== Given instruction ==
Return each line of the listing that contains the string "Gastos".

※ ※ ※

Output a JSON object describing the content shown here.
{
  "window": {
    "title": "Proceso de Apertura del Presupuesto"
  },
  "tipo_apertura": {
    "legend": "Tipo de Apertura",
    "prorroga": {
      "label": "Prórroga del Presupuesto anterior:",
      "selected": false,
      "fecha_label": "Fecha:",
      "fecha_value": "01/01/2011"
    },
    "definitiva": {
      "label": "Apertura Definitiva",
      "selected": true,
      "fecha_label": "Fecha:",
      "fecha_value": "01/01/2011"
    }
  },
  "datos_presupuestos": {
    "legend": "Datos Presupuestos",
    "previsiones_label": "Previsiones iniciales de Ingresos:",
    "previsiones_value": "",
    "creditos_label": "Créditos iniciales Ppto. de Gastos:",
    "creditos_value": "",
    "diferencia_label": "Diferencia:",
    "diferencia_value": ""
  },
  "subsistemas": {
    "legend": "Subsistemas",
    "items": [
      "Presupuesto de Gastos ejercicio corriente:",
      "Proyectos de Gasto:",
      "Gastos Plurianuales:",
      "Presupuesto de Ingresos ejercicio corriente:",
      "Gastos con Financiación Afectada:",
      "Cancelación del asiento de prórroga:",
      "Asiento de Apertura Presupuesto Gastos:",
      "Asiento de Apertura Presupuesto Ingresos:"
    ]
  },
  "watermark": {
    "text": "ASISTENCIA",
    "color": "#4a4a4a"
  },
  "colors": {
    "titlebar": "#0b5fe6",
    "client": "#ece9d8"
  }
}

※ ※ ※

== Answer for this exercise ==
    "creditos_label": "Créditos iniciales Ppto. de Gastos:",
      "Presupuesto de Gastos ejercicio corriente:",
      "Gastos Plurianuales:",
      "Gastos con Financiación Afectada:",
      "Asiento de Apertura Presupuesto Gastos:",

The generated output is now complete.